#### Input records:

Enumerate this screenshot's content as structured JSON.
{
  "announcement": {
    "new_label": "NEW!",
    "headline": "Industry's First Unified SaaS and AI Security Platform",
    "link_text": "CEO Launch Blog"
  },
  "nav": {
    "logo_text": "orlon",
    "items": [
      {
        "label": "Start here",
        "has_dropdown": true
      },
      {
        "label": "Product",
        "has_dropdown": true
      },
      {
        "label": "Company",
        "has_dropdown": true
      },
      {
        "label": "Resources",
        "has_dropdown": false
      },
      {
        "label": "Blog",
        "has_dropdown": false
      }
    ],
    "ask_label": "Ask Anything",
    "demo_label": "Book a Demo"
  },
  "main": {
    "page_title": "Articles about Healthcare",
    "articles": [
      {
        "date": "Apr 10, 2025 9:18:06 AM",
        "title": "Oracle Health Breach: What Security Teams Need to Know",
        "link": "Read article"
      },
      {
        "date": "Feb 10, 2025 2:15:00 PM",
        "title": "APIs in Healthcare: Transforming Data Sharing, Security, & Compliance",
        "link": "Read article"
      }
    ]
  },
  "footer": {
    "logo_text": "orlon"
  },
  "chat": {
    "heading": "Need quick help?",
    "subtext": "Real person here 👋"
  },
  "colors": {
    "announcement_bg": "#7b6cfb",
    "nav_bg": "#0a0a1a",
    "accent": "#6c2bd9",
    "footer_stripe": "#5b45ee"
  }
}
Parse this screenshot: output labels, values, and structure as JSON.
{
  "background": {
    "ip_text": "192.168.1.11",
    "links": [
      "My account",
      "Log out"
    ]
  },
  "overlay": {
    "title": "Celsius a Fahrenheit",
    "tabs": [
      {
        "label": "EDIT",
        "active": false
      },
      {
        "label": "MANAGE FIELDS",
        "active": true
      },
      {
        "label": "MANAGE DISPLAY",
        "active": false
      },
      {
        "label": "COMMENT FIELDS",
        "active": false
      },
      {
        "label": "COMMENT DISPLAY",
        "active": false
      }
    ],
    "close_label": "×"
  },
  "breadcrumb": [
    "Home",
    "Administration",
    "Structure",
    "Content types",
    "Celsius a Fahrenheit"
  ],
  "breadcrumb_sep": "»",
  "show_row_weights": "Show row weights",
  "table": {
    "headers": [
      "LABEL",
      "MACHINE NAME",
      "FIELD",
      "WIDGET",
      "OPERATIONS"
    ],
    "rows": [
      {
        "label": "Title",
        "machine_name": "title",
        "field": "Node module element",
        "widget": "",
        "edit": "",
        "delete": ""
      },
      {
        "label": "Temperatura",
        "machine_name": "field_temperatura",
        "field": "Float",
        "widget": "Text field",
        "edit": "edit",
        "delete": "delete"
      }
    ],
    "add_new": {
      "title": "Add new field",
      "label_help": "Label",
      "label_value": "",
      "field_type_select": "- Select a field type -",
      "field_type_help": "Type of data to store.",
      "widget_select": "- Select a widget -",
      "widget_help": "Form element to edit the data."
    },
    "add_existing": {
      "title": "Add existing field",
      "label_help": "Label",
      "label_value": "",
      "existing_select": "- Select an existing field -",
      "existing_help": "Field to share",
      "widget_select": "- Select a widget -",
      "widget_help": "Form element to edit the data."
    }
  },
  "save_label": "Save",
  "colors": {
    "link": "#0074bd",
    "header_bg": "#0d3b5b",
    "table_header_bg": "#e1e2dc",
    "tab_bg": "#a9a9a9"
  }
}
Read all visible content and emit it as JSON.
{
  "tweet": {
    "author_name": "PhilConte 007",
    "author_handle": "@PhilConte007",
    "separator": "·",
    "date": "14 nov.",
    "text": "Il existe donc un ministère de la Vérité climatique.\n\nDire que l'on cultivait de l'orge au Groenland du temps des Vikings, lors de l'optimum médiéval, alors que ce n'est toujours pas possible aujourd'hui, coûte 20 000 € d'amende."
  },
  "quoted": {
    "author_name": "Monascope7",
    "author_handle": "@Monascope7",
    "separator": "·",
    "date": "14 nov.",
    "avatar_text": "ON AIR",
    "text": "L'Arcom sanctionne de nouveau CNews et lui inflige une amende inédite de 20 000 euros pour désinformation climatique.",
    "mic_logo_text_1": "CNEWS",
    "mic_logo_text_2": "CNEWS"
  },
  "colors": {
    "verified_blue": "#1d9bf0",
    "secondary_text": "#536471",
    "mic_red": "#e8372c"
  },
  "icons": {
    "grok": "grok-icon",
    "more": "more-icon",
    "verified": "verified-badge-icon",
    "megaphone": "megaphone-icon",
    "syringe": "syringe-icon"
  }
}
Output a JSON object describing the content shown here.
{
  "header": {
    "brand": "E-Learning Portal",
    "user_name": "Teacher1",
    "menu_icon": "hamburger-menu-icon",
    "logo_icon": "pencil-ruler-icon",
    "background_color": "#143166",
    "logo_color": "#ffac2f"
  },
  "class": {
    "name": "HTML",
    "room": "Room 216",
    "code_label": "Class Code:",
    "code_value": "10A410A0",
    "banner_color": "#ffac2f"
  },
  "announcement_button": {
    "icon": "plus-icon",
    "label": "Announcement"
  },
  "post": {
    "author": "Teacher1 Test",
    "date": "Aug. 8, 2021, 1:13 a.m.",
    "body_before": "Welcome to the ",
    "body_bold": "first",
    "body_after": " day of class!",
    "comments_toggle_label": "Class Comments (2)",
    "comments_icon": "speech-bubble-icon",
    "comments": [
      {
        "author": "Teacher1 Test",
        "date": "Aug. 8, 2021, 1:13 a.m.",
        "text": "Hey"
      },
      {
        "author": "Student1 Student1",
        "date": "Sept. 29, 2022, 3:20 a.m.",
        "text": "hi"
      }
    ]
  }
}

#### What to produce:
Locate "Output a JSON" in the material, then quote the line that contains it and all lines after it through the final one.

#### Task answer:
Output a JSON object describing the content shown here.
{
  "header": {
    "brand": "E-Learning Portal",
    "user_name": "Teacher1",
    "menu_icon": "hamburger-menu-icon",
    "logo_icon": "pencil-ruler-icon",
    "background_color": "#143166",
    "logo_color": "#ffac2f"
  },
  "class": {
    "name": "HTML",
    "room": "Room 216",
    "code_label": "Class Code:",
    "code_value": "10A410A0",
    "banner_color": "#ffac2f"
  },
  "announcement_button": {
    "icon": "plus-icon",
    "label": "Announcement"
  },
  "post": {
    "author": "Teacher1 Test",
    "date": "Aug. 8, 2021, 1:13 a.m.",
    "body_before": "Welcome to the ",
    "body_bold": "first",
    "body_after": " day of class!",
    "comments_toggle_label": "Class Comments (2)",
    "comments_icon": "speech-bubble-icon",
    "comments": [
      {
        "author": "Teacher1 Test",
        "date": "Aug. 8, 2021, 1:13 a.m.",
        "text": "Hey"
      },
      {
        "author": "Student1 Student1",
        "date": "Sept. 29, 2022, 3:20 a.m.",
        "text": "hi"
      }
    ]
  }
}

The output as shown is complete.